Return the records verbatim, from their first line through the line containing "Text: www.si-vreme.com: www.si-vreme.com — [5, 98, 14, 179]", including both of those lines.

[Data supplied]
-----

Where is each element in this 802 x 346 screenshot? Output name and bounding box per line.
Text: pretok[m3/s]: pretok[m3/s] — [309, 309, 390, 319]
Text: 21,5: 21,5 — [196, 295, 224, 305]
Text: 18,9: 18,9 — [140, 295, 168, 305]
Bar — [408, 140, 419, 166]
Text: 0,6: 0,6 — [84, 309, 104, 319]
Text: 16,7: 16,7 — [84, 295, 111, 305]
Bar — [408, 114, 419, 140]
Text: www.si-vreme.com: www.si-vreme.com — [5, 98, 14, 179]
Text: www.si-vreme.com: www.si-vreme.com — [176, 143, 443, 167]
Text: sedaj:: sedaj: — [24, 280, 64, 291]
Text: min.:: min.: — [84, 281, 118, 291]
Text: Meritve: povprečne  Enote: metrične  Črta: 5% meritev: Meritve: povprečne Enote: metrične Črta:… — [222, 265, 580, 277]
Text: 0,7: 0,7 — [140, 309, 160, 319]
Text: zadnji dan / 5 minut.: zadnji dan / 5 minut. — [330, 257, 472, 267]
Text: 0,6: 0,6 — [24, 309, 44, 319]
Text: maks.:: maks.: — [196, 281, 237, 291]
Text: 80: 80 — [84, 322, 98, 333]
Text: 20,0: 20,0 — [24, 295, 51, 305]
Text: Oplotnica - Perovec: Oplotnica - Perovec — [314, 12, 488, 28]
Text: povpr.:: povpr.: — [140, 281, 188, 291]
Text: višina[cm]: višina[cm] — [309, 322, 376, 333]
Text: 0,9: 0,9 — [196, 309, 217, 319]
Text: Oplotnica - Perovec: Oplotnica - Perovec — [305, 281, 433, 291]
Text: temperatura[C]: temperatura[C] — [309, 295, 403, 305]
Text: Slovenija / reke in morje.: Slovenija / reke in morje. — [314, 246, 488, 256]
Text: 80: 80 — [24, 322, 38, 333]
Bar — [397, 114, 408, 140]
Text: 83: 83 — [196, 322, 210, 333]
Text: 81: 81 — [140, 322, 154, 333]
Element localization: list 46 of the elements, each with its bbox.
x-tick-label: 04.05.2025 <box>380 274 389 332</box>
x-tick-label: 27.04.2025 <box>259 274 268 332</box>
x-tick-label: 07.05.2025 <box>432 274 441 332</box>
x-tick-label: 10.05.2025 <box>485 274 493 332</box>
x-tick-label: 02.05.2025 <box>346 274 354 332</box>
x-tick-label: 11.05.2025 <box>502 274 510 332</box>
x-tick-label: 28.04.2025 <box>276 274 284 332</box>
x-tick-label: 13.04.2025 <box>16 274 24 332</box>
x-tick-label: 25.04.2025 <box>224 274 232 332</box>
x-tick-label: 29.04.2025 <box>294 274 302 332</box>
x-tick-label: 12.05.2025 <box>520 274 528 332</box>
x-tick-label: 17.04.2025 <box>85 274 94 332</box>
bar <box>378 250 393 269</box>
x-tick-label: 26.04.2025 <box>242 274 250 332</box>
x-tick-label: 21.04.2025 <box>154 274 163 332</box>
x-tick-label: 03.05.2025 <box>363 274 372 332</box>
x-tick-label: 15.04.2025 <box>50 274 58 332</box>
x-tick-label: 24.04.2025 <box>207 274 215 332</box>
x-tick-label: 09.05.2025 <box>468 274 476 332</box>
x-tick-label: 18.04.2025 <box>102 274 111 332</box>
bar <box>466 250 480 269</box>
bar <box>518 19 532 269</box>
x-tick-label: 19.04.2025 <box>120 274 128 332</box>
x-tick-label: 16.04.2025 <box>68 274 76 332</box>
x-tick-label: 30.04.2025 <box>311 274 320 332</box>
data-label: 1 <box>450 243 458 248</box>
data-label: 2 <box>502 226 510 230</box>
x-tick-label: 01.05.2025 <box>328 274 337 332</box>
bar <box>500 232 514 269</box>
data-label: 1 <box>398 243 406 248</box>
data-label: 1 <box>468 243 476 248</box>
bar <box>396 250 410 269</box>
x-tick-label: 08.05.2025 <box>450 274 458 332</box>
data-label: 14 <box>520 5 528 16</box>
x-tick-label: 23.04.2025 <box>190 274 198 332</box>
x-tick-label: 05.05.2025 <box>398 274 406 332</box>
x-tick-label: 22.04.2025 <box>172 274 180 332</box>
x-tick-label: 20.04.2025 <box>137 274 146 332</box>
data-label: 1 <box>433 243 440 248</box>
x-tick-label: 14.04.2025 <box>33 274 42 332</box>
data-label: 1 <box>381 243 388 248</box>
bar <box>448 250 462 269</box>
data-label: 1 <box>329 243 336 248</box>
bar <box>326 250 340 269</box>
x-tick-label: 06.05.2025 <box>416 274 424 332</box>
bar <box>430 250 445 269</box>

-----

[Answer for the task]
Where is each element in this 802 x 346 screenshot? Output name and bounding box per line.
Text: pretok[m3/s]: pretok[m3/s] — [309, 309, 390, 319]
Text: 21,5: 21,5 — [196, 295, 224, 305]
Text: 18,9: 18,9 — [140, 295, 168, 305]
Bar — [408, 140, 419, 166]
Text: 0,6: 0,6 — [84, 309, 104, 319]
Text: 16,7: 16,7 — [84, 295, 111, 305]
Bar — [408, 114, 419, 140]
Text: www.si-vreme.com: www.si-vreme.com — [5, 98, 14, 179]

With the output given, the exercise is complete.